### WHAT THE EXERCISE ASKS
Recast the items starting at the line that contains "header-banner: Apertura raccolta" and ending at the line that contains "close-button[interactable]: ✕ (816, 1, 861, 27)" as a numbered list, leaving out any blank lines.

### DATA SECTION

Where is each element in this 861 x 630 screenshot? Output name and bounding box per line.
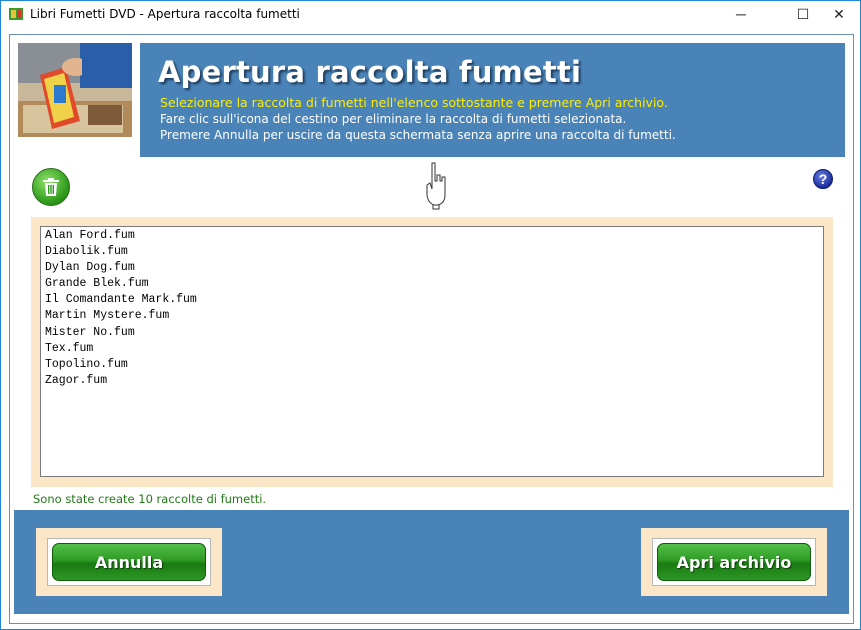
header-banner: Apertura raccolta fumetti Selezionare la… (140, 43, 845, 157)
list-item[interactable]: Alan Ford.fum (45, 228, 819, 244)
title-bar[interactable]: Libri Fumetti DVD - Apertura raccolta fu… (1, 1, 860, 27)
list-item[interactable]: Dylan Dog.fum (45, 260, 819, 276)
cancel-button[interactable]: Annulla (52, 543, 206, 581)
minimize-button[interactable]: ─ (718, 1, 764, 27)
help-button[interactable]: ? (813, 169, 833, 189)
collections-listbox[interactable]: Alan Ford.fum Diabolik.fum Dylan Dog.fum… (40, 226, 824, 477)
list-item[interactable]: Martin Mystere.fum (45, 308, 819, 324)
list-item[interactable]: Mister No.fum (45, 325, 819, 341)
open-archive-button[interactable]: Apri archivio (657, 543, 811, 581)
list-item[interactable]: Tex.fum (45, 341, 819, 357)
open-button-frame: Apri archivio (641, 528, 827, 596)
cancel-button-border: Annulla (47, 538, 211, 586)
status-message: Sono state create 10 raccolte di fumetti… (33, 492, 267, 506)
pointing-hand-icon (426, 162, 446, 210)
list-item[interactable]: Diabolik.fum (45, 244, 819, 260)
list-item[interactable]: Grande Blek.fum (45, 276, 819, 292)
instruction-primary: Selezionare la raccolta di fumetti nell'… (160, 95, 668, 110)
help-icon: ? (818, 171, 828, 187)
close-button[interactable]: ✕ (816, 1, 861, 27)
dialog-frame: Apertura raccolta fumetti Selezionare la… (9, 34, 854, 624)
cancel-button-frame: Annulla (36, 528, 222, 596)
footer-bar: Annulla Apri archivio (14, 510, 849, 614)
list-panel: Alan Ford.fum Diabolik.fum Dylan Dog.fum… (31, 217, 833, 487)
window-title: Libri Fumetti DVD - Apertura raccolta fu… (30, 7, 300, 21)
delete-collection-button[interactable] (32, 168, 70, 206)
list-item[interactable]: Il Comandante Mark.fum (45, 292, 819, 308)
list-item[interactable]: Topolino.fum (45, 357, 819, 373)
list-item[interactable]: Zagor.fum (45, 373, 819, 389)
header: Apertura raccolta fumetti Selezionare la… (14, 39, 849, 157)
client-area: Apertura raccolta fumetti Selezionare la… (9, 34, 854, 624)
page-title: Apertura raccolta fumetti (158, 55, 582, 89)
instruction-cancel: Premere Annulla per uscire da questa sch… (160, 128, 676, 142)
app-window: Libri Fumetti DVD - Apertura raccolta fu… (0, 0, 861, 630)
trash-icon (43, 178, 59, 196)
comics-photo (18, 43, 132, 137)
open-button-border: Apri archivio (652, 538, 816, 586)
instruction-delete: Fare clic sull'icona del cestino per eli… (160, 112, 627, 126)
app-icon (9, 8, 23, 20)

### RESPONSE
1. header-banner: Apertura raccolta fumetti Selezionare la… (140, 43, 845, 157)
2. list-item[interactable]: Alan Ford.fum (45, 228, 819, 244)
3. title-bar[interactable]: Libri Fumetti DVD - Apertura raccolta fu… (1, 1, 860, 27)
4. list-item[interactable]: Dylan Dog.fum (45, 260, 819, 276)
5. cancel-button[interactable]: Annulla (52, 543, 206, 581)
6. minimize-button[interactable]: ─ (718, 1, 764, 27)
7. help-button[interactable]: ? (813, 169, 833, 189)
8. collections-listbox[interactable]: Alan Ford.fum Diabolik.fum Dylan Dog.fum… (40, 226, 824, 477)
9. list-item[interactable]: Martin Mystere.fum (45, 308, 819, 324)
10. list-item[interactable]: Mister No.fum (45, 325, 819, 341)
11. open-archive-button[interactable]: Apri archivio (657, 543, 811, 581)
12. list-item[interactable]: Tex.fum (45, 341, 819, 357)
13. open-button-frame: Apri archivio (641, 528, 827, 596)
14. cancel-button-border: Annulla (47, 538, 211, 586)
15. status-message: Sono state create 10 raccolte di fumetti… (33, 492, 267, 506)
16. pointing-hand-icon (426, 162, 446, 210)
17. list-item[interactable]: Diabolik.fum (45, 244, 819, 260)
18. list-item[interactable]: Grande Blek.fum (45, 276, 819, 292)
19. instruction-primary: Selezionare la raccolta di fumetti nell'… (160, 95, 668, 110)
20. help-icon: ? (818, 171, 828, 187)
21. close-button[interactable]: ✕ (816, 1, 861, 27)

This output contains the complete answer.